═════ Material shown ═════

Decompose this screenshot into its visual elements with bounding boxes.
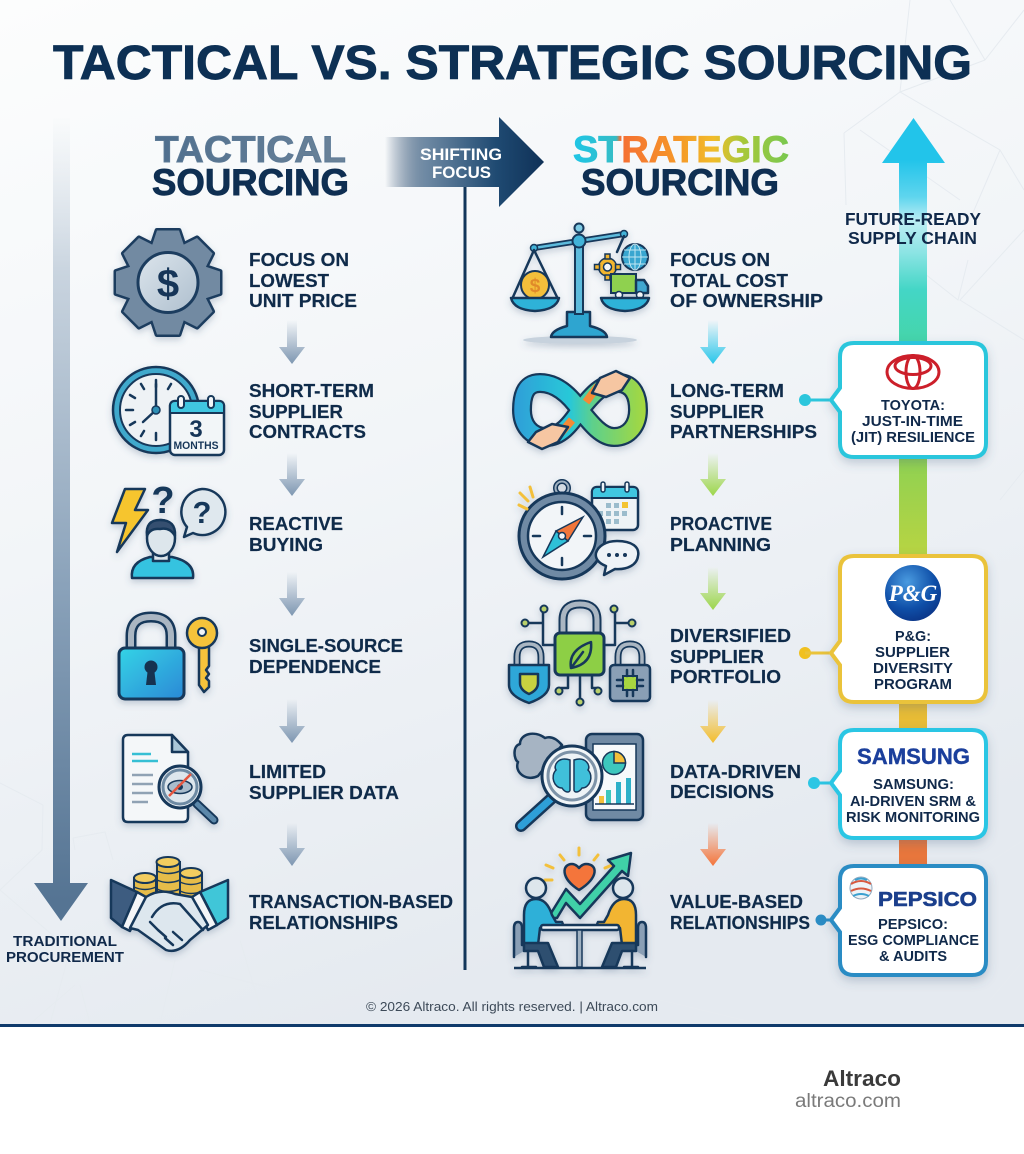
- tactical step labels: CONTRACTS: [249, 421, 366, 442]
- icon: lightning, person and question: [112, 480, 225, 578]
- arrow: future-ready upward gradient: [882, 118, 945, 868]
- callout: p&g: SUPPLIER: [875, 644, 950, 661]
- heading: tactical sourcing: TACTICAL: [155, 129, 346, 170]
- tactical step labels: FOCUS ON: [249, 249, 349, 270]
- tactical step labels: [249, 249, 453, 933]
- strategic step labels: PORTFOLIO: [670, 666, 781, 687]
- arrow: traditional procurement downward: [34, 118, 88, 921]
- strategic step labels: PROACTIVE: [670, 513, 772, 534]
- callout: toyota: [799, 343, 986, 457]
- label: traditional procurement: PROCUREMENT: [6, 949, 124, 966]
- label: traditional procurement: [6, 933, 124, 966]
- strategic step labels: TOTAL COST: [670, 270, 789, 291]
- strategic step labels: VALUE-BASED: [670, 891, 803, 912]
- label: future-ready supply chain: SUPPLY CHAIN: [848, 228, 977, 248]
- strategic step labels: DIVERSIFIED: [670, 625, 791, 646]
- heading: strategic sourcing: [573, 129, 789, 203]
- brand block: Altraco: [823, 1066, 901, 1091]
- icon: balance scale: [511, 224, 649, 344]
- tactical step labels: DEPENDENCE: [249, 656, 381, 677]
- callout: toyota: JUST-IN-TIME: [862, 413, 963, 430]
- callout: pepsico: PEPSICO:: [878, 916, 948, 933]
- callout: pepsico: ESG COMPLIANCE: [848, 932, 979, 949]
- icon: clock and calendar: 3: [189, 416, 203, 443]
- heading: tactical sourcing: [152, 129, 349, 203]
- icon: gear with dollar: [116, 230, 220, 334]
- callout: pepsico: & AUDITS: [879, 948, 947, 965]
- callout: toyota: TOYOTA:: [881, 397, 945, 414]
- icon: brain, magnifier and tablet: [514, 734, 643, 826]
- strategic step labels: PARTNERSHIPS: [670, 421, 817, 442]
- logo: toyota: [887, 356, 939, 388]
- icon: lightning, person and question: ?: [193, 495, 211, 530]
- icon: infinity with handshakes: [522, 371, 638, 449]
- tactical step labels: UNIT PRICE: [249, 290, 357, 311]
- heading: strategic sourcing: STRATEGIC: [573, 129, 789, 170]
- icon: lightning, person and question: ?: [151, 480, 175, 522]
- strategic step labels: PLANNING: [670, 534, 771, 555]
- tactical step labels: REACTIVE: [249, 513, 343, 534]
- icon: clock and calendar: [113, 367, 224, 455]
- strategic step labels: SUPPLIER: [670, 646, 764, 667]
- callout: samsung: [808, 730, 986, 838]
- strategic step labels: FOCUS ON: [670, 249, 770, 270]
- tactical step labels: LIMITED: [249, 761, 326, 782]
- logo: p&g: [885, 565, 941, 621]
- strategic step labels: DATA-DRIVEN: [670, 761, 801, 782]
- icon: clock and calendar: MONTHS: [174, 440, 218, 452]
- icon: gear with dollar: $: [157, 262, 179, 306]
- icon: padlock and key: [119, 617, 217, 699]
- logo: pepsico: [850, 877, 977, 911]
- arrows: strategic column: [700, 320, 726, 866]
- callout: p&g: [799, 556, 986, 702]
- icon: people with heart and growth: [514, 848, 646, 968]
- brand block: [795, 1066, 901, 1112]
- label: future-ready supply chain: FUTURE-READY: [845, 209, 981, 229]
- arrow: shifting focus: [385, 117, 544, 207]
- footer divider band: [0, 1024, 1024, 1027]
- tactical step labels: SINGLE-SOURCE: [249, 635, 403, 656]
- strategic step labels: DECISIONS: [670, 781, 774, 802]
- tactical step labels: RELATIONSHIPS: [249, 912, 398, 933]
- callout: pepsico: [816, 866, 986, 975]
- icon: handshake with coins: [111, 857, 228, 951]
- tactical step labels: SUPPLIER: [249, 401, 343, 422]
- brand block: altraco.com: [795, 1091, 901, 1112]
- arrows: tactical column: [279, 320, 305, 866]
- tactical step labels: SHORT-TERM: [249, 380, 374, 401]
- callout: samsung: RISK MONITORING: [846, 809, 980, 826]
- callout: toyota: (JIT) RESILIENCE: [851, 429, 975, 446]
- heading: tactical sourcing: SOURCING: [152, 162, 349, 203]
- arrow: shifting focus: SHIFTING: [420, 145, 502, 164]
- main title: TACTICAL VS. STRATEGIC SOURCING: [53, 37, 972, 90]
- tactical step labels: LOWEST: [249, 270, 330, 291]
- callout: p&g: DIVERSITY: [873, 660, 953, 677]
- strategic step labels: [670, 249, 823, 933]
- callout: samsung: AI-DRIVEN SRM &: [850, 793, 976, 810]
- strategic step labels: RELATIONSHIPS: [670, 912, 810, 933]
- icon: balance scale: $: [530, 276, 541, 297]
- strategic step labels: OF OWNERSHIP: [670, 290, 823, 311]
- callout: samsung: SAMSUNG:: [873, 776, 954, 793]
- icon: compass, calendar and chat: [519, 482, 638, 579]
- strategic step labels: LONG-TERM: [670, 380, 784, 401]
- callout: p&g: P&G:: [895, 628, 931, 645]
- callout: p&g: PROGRAM: [874, 676, 952, 693]
- label: traditional procurement: TRADITIONAL: [13, 933, 117, 950]
- center divider line: [464, 187, 466, 970]
- logo: pepsico: PEPSICO: [878, 889, 977, 911]
- tactical step labels: BUYING: [249, 534, 323, 555]
- logo: p&g: P&G: [888, 581, 938, 606]
- arrow: shifting focus: FOCUS: [432, 163, 491, 182]
- copyright line: © 2026 Altraco. All rights reserved. | Altraco.com: [366, 1000, 658, 1014]
- heading: strategic sourcing: SOURCING: [581, 162, 779, 203]
- tactical step labels: SUPPLIER DATA: [249, 782, 399, 803]
- strategic step labels: SUPPLIER: [670, 401, 764, 422]
- icon: locks with circuit: [509, 604, 650, 706]
- tactical step labels: TRANSACTION-BASED: [249, 891, 453, 912]
- logo: samsung: SAMSUNG: [857, 744, 970, 769]
- icon: document and magnifier: [123, 735, 214, 822]
- label: future-ready supply chain: [845, 209, 981, 248]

═════

## Prompt
Repeat the items between the line holding "- tactical step labels: CONTRACTS: [249, 421, 366, 442]" and the line holding "- label: traditional procurement: [6, 933, 124, 966]", inclusive.

## Task result
- tactical step labels: CONTRACTS: [249, 421, 366, 442]
- icon: lightning, person and question: [112, 480, 225, 578]
- arrow: future-ready upward gradient: [882, 118, 945, 868]
- callout: p&g: SUPPLIER: [875, 644, 950, 661]
- heading: tactical sourcing: TACTICAL: [155, 129, 346, 170]
- tactical step labels: FOCUS ON: [249, 249, 349, 270]
- tactical step labels: [249, 249, 453, 933]
- strategic step labels: PORTFOLIO: [670, 666, 781, 687]
- arrow: traditional procurement downward: [34, 118, 88, 921]
- strategic step labels: PROACTIVE: [670, 513, 772, 534]
- callout: toyota: [799, 343, 986, 457]
- label: traditional procurement: PROCUREMENT: [6, 949, 124, 966]
- label: traditional procurement: [6, 933, 124, 966]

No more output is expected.